⟨

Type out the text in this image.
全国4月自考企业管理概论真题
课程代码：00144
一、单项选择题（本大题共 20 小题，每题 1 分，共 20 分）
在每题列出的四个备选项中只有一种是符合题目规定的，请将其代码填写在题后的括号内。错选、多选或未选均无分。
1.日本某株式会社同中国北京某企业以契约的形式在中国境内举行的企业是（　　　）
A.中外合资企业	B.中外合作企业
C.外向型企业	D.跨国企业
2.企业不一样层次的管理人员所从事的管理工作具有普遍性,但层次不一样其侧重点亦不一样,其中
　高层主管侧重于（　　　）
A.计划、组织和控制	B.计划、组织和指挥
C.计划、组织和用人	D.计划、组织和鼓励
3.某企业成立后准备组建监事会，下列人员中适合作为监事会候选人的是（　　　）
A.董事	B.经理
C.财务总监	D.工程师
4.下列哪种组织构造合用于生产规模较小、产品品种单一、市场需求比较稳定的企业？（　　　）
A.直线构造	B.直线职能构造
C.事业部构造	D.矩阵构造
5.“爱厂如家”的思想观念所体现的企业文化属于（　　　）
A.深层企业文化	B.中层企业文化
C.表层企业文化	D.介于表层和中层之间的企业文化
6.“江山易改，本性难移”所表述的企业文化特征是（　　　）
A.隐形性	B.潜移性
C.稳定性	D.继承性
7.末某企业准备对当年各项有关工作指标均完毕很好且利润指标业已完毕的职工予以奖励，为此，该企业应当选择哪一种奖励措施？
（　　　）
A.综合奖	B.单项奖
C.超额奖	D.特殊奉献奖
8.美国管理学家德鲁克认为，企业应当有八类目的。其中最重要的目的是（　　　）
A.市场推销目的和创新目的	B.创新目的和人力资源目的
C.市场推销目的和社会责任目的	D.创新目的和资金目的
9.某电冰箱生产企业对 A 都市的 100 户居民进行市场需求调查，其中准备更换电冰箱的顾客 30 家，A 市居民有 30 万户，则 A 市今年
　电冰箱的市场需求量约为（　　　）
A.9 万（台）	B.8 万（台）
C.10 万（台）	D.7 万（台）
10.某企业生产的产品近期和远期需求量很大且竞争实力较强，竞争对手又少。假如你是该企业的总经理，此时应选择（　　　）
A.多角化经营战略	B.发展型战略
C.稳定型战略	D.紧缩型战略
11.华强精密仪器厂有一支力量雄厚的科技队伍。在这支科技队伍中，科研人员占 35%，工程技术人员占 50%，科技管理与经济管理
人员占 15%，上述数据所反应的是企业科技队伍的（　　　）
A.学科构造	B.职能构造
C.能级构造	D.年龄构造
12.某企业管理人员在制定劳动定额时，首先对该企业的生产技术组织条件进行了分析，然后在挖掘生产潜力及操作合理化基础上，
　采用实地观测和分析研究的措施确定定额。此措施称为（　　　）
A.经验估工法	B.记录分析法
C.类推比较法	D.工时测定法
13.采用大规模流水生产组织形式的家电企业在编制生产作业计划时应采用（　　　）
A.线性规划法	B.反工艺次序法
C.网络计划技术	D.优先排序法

⟩

§ What to do
Repeat every record, exactly as written.

§ Answer to this problem
Type out the text in this image.
全国4月自考企业管理概论真题
课程代码：00144
一、单项选择题（本大题共 20 小题，每题 1 分，共 20 分）
在每题列出的四个备选项中只有一种是符合题目规定的，请将其代码填写在题后的括号内。错选、多选或未选均无分。
1.日本某株式会社同中国北京某企业以契约的形式在中国境内举行的企业是（　　　）
A.中外合资企业	B.中外合作企业
C.外向型企业	D.跨国企业
2.企业不一样层次的管理人员所从事的管理工作具有普遍性,但层次不一样其侧重点亦不一样,其中
　高层主管侧重于（　　　）
A.计划、组织和控制	B.计划、组织和指挥
C.计划、组织和用人	D.计划、组织和鼓励
3.某企业成立后准备组建监事会，下列人员中适合作为监事会候选人的是（　　　）
A.董事	B.经理
C.财务总监	D.工程师
4.下列哪种组织构造合用于生产规模较小、产品品种单一、市场需求比较稳定的企业？（　　　）
A.直线构造	B.直线职能构造
C.事业部构造	D.矩阵构造
5.“爱厂如家”的思想观念所体现的企业文化属于（　　　）
A.深层企业文化	B.中层企业文化
C.表层企业文化	D.介于表层和中层之间的企业文化
6.“江山易改，本性难移”所表述的企业文化特征是（　　　）
A.隐形性	B.潜移性
C.稳定性	D.继承性
7.末某企业准备对当年各项有关工作指标均完毕很好且利润指标业已完毕的职工予以奖励，为此，该企业应当选择哪一种奖励措施？
（　　　）
A.综合奖	B.单项奖
C.超额奖	D.特殊奉献奖
8.美国管理学家德鲁克认为，企业应当有八类目的。其中最重要的目的是（　　　）
A.市场推销目的和创新目的	B.创新目的和人力资源目的
C.市场推销目的和社会责任目的	D.创新目的和资金目的
9.某电冰箱生产企业对 A 都市的 100 户居民进行市场需求调查，其中准备更换电冰箱的顾客 30 家，A 市居民有 30 万户，则 A 市今年
　电冰箱的市场需求量约为（　　　）
A.9 万（台）	B.8 万（台）
C.10 万（台）	D.7 万（台）
10.某企业生产的产品近期和远期需求量很大且竞争实力较强，竞争对手又少。假如你是该企业的总经理，此时应选择（　　　）
A.多角化经营战略	B.发展型战略
C.稳定型战略	D.紧缩型战略
11.华强精密仪器厂有一支力量雄厚的科技队伍。在这支科技队伍中，科研人员占 35%，工程技术人员占 50%，科技管理与经济管理
人员占 15%，上述数据所反应的是企业科技队伍的（　　　）
A.学科构造	B.职能构造
C.能级构造	D.年龄构造
12.某企业管理人员在制定劳动定额时，首先对该企业的生产技术组织条件进行了分析，然后在挖掘生产潜力及操作合理化基础上，
　采用实地观测和分析研究的措施确定定额。此措施称为（　　　）
A.经验估工法	B.记录分析法
C.类推比较法	D.工时测定法
13.采用大规模流水生产组织形式的家电企业在编制生产作业计划时应采用（　　　）
A.线性规划法	B.反工艺次序法
C.网络计划技术	D.优先排序法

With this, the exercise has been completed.